Retype every line from the one containing "Decode this image" through the last line of the records below, both included; leave out the pictures.
==========
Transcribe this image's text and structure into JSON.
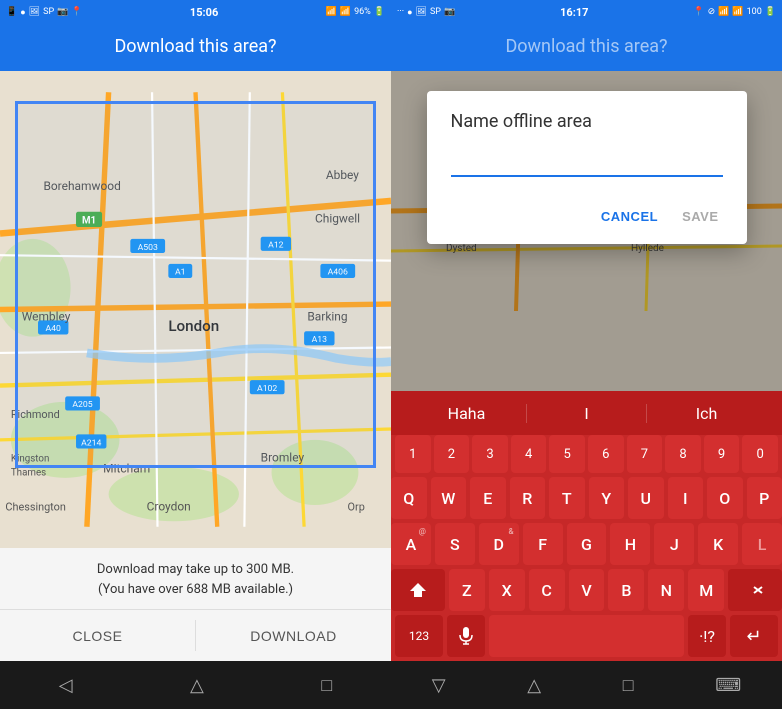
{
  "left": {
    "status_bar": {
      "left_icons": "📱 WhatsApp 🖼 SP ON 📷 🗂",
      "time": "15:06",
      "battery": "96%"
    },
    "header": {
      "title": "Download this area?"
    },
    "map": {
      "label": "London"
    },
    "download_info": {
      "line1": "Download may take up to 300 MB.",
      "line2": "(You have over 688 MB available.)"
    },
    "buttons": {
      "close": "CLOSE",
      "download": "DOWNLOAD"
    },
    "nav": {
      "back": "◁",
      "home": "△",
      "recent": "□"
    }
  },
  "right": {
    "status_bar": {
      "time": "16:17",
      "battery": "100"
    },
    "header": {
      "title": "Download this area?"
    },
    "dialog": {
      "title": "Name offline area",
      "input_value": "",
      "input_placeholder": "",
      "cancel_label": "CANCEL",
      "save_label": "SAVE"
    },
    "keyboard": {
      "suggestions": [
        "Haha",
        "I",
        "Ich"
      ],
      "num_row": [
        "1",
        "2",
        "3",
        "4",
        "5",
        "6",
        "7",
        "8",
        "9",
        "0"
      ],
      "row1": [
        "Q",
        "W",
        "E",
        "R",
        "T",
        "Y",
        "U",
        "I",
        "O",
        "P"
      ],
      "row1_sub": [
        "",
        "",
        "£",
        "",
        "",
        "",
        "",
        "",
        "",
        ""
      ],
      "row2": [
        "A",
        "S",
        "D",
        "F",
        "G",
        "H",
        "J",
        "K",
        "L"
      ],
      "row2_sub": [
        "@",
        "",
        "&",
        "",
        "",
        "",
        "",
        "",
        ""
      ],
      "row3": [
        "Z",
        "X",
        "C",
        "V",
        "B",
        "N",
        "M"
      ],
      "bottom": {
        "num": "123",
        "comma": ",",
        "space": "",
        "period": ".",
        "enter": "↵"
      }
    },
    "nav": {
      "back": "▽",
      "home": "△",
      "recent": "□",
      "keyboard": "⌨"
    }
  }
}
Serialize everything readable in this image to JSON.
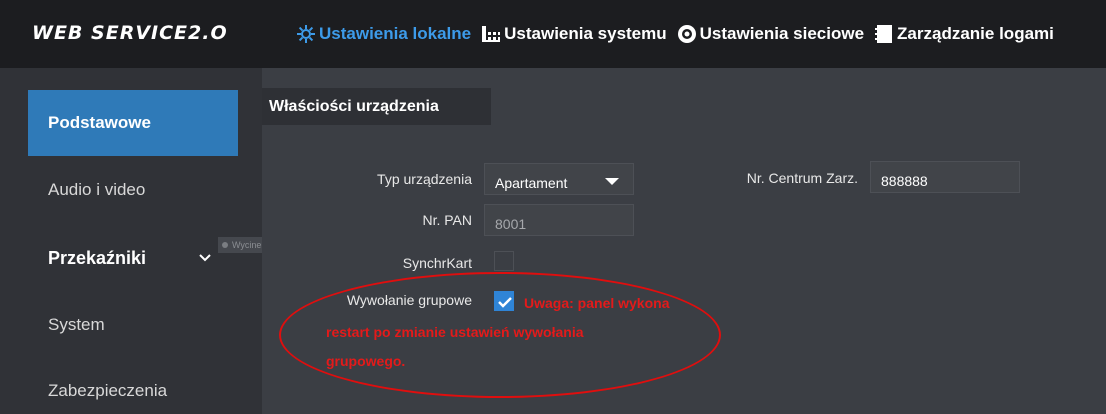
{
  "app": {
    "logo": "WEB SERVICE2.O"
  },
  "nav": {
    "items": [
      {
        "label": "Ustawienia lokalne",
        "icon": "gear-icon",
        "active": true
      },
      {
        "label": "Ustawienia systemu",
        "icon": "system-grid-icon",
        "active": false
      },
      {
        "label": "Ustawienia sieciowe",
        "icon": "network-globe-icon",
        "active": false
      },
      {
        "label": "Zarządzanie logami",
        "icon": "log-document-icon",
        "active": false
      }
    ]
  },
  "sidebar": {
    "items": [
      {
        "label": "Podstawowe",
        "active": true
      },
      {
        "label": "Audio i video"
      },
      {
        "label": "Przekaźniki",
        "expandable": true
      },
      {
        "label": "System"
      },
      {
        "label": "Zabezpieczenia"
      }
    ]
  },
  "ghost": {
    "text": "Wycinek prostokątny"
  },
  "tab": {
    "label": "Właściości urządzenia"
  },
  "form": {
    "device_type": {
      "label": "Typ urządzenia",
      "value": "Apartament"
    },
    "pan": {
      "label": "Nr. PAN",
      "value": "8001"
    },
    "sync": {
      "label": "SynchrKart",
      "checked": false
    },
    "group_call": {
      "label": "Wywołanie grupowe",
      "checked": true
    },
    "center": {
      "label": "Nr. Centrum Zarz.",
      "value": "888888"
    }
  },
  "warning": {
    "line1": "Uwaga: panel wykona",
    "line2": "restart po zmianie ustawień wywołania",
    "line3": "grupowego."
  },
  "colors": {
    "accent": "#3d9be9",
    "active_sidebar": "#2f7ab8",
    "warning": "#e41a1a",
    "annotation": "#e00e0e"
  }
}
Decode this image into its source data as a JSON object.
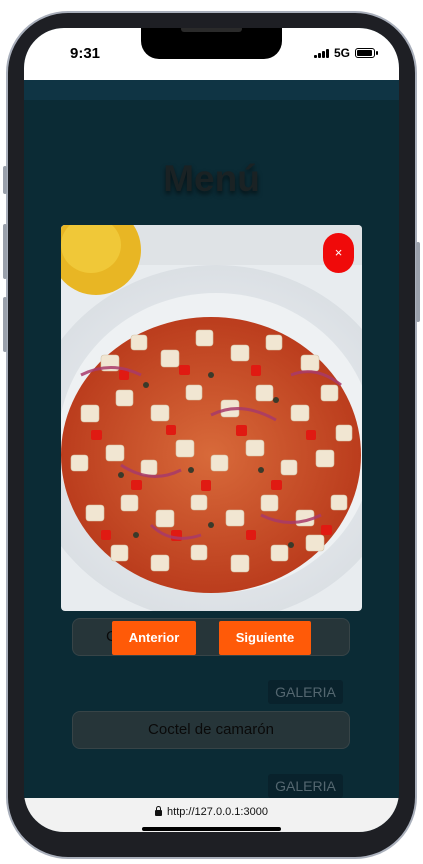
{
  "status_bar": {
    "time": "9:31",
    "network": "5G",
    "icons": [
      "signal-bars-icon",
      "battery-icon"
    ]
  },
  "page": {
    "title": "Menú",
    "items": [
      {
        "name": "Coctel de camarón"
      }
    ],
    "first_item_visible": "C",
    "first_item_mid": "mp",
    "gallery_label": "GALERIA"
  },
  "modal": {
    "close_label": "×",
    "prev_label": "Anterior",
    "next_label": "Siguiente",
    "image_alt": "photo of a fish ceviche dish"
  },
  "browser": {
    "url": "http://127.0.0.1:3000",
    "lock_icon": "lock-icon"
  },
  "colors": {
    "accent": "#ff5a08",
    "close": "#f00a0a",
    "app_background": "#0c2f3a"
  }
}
==========
SOLUTION BELOW:
Decode this image into its source data as a JSON object.
{
  "status_bar": {
    "time": "9:31",
    "network": "5G",
    "icons": [
      "signal-bars-icon",
      "battery-icon"
    ]
  },
  "page": {
    "title": "Menú",
    "items": [
      {
        "name": "Coctel de camarón"
      }
    ],
    "first_item_visible": "C",
    "first_item_mid": "mp",
    "gallery_label": "GALERIA"
  },
  "modal": {
    "close_label": "×",
    "prev_label": "Anterior",
    "next_label": "Siguiente",
    "image_alt": "photo of a fish ceviche dish"
  },
  "browser": {
    "url": "http://127.0.0.1:3000",
    "lock_icon": "lock-icon"
  },
  "colors": {
    "accent": "#ff5a08",
    "close": "#f00a0a",
    "app_background": "#0c2f3a"
  }
}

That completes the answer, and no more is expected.